Short problem -
Show every line that has the string "module" in it.
────
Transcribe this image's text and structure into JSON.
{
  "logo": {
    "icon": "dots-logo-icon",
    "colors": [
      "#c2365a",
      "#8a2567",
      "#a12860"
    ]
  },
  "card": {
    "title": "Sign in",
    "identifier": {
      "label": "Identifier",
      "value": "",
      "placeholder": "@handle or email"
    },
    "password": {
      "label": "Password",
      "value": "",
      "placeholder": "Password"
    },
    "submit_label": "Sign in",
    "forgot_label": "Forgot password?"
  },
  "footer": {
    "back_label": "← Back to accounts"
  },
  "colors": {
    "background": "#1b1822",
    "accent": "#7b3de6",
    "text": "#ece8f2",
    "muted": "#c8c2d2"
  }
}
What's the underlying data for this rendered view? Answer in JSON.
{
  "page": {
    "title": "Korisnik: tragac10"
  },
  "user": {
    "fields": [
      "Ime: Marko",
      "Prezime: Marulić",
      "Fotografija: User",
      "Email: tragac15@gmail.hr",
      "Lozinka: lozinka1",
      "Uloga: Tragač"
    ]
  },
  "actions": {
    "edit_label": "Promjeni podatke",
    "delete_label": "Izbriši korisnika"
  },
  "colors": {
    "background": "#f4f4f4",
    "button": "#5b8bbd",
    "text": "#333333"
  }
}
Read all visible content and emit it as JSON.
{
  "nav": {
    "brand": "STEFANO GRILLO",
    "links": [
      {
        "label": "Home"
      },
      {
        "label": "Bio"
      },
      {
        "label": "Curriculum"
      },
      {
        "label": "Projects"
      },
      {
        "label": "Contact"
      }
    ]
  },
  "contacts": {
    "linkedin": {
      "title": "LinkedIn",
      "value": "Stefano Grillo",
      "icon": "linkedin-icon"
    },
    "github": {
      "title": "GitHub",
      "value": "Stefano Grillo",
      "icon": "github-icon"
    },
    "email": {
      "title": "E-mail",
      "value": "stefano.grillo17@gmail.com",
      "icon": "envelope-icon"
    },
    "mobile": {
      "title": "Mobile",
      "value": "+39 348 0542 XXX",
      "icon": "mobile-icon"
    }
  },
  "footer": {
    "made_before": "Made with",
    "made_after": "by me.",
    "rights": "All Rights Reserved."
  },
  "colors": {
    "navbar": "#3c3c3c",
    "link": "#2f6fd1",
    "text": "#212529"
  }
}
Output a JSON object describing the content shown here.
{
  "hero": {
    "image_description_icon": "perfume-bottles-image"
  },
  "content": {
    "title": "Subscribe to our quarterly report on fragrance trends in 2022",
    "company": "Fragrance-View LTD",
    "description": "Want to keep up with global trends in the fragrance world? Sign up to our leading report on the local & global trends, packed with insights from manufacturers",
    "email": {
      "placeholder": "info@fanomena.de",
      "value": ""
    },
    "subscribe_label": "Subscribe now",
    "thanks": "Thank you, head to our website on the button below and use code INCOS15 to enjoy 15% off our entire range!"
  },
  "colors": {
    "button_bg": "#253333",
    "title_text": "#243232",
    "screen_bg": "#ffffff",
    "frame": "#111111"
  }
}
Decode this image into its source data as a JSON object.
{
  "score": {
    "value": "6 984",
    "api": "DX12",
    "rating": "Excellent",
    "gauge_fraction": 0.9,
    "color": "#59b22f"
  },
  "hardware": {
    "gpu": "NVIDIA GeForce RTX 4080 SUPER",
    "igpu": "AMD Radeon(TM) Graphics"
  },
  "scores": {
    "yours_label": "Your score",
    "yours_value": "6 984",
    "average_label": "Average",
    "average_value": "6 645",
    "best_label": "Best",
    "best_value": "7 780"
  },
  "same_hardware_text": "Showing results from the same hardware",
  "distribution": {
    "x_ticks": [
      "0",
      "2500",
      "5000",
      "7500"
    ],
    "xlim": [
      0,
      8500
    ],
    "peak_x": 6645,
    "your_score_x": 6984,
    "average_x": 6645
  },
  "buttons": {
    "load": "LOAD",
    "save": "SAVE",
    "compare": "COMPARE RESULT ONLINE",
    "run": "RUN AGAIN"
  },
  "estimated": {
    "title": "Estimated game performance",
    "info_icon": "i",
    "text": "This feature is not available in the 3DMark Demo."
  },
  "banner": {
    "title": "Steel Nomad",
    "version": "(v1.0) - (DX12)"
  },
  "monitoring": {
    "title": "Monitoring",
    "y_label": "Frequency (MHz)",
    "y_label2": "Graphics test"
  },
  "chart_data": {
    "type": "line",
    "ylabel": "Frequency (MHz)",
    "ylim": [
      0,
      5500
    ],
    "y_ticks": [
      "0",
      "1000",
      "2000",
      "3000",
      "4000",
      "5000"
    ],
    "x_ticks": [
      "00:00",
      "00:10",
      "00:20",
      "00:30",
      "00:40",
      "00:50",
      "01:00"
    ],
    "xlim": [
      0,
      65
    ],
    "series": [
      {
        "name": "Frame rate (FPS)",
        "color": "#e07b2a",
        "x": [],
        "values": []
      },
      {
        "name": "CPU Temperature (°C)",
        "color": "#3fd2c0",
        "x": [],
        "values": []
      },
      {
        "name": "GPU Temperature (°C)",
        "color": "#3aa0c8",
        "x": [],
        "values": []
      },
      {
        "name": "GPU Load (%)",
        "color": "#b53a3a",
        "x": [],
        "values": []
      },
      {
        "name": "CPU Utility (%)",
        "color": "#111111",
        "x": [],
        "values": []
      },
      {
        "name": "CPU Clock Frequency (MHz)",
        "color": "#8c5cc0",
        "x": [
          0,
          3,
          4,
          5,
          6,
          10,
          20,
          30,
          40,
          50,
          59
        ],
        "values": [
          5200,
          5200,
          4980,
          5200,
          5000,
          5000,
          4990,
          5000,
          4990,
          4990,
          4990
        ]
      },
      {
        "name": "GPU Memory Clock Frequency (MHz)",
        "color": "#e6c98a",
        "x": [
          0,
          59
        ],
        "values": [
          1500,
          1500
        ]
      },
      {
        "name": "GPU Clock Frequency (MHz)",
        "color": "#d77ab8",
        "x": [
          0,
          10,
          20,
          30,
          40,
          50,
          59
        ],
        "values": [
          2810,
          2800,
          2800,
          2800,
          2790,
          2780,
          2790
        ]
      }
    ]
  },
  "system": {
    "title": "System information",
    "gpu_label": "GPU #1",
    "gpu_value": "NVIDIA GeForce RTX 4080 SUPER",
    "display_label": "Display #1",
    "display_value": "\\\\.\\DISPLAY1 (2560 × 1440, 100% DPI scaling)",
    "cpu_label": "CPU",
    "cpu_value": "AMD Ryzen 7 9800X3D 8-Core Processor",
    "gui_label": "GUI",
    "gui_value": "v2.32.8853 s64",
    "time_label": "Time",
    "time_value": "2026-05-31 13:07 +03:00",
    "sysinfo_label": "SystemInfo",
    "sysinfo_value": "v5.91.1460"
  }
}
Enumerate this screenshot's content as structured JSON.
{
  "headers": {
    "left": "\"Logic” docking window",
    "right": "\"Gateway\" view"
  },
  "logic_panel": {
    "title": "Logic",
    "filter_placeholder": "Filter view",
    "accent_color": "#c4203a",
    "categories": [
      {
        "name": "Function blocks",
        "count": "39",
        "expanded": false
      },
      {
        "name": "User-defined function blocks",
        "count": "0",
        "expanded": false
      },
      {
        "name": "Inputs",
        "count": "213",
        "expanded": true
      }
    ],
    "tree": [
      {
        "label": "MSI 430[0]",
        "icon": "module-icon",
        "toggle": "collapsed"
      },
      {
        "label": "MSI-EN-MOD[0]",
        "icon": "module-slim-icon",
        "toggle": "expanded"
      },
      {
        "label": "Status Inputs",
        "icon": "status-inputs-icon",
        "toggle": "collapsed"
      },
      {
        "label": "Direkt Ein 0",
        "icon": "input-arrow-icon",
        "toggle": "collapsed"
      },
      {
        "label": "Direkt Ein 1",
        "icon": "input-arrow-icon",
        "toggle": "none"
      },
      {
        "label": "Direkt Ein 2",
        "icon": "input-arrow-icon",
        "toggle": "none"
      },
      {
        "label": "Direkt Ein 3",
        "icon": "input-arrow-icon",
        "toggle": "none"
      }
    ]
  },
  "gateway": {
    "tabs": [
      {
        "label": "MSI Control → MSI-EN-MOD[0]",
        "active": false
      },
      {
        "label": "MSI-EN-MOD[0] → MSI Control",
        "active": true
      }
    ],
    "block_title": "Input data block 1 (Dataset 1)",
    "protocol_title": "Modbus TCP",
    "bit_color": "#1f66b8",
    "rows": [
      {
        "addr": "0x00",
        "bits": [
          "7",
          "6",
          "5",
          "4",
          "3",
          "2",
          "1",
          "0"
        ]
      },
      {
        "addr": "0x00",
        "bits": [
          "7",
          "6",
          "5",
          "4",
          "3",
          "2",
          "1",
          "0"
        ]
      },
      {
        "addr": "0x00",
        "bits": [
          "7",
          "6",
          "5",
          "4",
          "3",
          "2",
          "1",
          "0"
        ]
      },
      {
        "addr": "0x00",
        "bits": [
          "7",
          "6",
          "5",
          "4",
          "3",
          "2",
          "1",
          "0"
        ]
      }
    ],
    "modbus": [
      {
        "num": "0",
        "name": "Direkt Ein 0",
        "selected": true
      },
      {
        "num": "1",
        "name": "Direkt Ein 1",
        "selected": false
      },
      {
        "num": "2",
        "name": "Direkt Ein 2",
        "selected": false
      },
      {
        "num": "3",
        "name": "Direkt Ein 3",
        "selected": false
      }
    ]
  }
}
────
Written solution -
        "icon": "module-icon",
        "icon": "module-slim-icon",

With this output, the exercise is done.